__Input material__
%%

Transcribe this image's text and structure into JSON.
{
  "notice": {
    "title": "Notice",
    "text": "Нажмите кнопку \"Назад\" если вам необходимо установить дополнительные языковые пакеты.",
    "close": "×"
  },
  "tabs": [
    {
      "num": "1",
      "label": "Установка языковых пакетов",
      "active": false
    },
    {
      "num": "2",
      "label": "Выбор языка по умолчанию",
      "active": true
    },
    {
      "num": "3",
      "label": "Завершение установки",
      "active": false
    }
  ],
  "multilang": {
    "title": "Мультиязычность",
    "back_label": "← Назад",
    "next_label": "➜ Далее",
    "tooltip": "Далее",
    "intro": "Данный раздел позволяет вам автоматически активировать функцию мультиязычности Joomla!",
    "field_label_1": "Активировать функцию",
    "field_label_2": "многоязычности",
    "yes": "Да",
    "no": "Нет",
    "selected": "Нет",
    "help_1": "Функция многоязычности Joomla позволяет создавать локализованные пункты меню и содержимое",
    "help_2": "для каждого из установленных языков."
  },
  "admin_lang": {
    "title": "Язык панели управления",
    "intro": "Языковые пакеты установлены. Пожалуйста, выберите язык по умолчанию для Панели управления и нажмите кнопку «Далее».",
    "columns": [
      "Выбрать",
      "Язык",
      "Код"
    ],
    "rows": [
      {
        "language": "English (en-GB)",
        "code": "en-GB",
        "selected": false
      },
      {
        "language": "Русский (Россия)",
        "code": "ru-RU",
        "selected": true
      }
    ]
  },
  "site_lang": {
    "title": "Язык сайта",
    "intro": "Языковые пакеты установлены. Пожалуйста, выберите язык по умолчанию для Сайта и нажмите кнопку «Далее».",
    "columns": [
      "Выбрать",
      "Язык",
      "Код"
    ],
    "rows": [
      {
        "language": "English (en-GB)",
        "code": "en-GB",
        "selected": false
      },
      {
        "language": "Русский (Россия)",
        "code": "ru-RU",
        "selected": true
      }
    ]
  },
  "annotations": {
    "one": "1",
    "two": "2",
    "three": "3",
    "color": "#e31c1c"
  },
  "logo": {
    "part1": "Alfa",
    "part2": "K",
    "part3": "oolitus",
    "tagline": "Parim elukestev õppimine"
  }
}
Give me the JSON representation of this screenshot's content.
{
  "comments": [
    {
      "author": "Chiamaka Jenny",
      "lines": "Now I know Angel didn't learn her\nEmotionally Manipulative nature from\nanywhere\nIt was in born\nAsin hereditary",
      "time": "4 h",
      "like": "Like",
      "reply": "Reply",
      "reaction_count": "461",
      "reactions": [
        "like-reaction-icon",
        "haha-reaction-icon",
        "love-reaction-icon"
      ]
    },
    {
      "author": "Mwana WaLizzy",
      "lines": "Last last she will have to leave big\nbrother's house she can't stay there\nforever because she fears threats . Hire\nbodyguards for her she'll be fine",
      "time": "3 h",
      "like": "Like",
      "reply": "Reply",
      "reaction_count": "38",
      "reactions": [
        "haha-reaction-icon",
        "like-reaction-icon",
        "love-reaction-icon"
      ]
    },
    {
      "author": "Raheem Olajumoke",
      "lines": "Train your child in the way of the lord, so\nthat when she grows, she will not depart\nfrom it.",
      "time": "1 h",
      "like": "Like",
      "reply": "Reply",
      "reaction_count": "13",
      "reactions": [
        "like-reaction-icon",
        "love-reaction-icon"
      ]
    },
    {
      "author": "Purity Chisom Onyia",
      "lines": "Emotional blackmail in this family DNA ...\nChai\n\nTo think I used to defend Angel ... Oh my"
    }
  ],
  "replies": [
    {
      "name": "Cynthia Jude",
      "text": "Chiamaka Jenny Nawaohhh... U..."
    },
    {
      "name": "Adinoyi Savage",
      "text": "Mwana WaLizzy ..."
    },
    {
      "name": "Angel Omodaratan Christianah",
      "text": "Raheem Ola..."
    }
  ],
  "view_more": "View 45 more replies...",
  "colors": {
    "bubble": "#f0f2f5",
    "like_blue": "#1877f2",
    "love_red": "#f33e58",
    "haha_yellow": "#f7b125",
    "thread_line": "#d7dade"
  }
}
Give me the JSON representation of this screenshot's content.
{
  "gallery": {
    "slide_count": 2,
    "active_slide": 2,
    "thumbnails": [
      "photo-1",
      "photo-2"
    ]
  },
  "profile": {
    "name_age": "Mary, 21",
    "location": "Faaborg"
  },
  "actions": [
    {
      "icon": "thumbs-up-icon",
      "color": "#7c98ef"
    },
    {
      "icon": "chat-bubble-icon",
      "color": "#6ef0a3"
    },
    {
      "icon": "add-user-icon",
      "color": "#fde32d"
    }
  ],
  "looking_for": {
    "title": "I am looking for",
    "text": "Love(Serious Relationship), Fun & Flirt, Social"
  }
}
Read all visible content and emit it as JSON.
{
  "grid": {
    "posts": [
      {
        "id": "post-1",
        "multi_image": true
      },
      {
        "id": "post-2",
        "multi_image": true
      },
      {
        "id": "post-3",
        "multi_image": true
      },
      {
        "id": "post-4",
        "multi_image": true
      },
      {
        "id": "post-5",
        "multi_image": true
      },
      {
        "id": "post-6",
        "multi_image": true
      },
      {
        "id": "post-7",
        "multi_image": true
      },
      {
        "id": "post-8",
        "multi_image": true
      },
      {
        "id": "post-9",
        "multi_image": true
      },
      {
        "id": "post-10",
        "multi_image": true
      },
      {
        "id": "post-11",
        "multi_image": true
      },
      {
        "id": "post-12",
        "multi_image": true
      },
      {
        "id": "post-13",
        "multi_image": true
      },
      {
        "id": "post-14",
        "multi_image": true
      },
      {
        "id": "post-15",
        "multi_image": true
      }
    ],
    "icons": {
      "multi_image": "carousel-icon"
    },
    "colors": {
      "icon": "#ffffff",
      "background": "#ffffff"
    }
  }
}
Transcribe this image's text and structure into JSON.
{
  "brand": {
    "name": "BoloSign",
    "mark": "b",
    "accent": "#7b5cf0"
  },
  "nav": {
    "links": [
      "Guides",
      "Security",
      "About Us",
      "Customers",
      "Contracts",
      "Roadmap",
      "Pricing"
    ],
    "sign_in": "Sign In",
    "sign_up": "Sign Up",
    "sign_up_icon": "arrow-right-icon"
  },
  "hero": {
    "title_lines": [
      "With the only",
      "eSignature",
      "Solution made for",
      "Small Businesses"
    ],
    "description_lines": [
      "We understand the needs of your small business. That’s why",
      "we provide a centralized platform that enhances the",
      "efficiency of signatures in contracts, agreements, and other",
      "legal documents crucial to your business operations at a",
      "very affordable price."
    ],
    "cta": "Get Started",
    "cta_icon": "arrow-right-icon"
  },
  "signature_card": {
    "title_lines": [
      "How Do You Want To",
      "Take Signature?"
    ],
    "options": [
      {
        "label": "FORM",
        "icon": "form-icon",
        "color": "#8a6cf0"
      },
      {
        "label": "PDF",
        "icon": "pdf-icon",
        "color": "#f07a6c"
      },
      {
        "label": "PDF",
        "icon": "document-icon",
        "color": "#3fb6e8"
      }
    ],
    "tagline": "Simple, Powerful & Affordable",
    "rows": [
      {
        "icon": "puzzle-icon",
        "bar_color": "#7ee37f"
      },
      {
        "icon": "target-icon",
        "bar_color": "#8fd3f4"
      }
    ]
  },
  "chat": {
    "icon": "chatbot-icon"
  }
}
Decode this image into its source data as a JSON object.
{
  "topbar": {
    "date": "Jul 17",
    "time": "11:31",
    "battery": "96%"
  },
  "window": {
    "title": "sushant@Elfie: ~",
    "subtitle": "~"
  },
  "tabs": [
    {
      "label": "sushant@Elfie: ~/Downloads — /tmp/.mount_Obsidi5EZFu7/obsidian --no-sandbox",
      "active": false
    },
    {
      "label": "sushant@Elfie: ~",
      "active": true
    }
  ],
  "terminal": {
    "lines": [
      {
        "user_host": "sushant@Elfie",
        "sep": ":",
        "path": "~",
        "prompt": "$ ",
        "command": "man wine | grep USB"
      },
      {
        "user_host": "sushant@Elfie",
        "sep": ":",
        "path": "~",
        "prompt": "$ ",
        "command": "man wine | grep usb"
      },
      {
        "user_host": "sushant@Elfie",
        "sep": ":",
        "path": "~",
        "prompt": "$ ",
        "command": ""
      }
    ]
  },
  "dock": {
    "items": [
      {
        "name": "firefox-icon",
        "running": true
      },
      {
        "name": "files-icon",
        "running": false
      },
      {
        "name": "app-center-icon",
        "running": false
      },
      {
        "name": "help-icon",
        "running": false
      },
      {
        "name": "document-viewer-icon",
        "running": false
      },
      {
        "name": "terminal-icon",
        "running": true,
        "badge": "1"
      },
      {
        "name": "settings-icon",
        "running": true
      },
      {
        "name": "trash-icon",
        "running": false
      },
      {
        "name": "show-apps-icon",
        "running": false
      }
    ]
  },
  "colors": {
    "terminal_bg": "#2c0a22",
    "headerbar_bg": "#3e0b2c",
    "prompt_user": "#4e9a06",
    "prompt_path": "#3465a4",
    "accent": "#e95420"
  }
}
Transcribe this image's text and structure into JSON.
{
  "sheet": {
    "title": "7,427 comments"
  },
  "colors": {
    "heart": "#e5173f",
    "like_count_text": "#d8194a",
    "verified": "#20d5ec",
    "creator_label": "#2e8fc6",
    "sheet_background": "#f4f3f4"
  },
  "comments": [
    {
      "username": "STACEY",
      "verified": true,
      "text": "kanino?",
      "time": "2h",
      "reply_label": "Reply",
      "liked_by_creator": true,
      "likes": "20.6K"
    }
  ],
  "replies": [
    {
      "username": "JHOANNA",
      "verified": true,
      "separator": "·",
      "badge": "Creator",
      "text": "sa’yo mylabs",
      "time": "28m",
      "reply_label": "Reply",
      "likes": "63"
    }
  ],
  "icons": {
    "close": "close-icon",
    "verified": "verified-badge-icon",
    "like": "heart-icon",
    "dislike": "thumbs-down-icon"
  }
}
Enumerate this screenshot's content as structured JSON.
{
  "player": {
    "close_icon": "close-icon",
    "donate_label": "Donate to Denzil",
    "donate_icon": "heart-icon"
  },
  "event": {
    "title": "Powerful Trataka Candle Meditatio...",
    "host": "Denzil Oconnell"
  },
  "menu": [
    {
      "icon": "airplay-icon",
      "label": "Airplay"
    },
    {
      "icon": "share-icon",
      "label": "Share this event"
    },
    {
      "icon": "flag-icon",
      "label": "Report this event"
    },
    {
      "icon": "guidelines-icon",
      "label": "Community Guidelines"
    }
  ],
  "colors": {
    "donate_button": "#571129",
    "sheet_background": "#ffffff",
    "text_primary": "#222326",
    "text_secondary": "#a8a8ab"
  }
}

%%

__Work instructions__
How many of these lines contain "close"? Write only the number.

__Final result__
3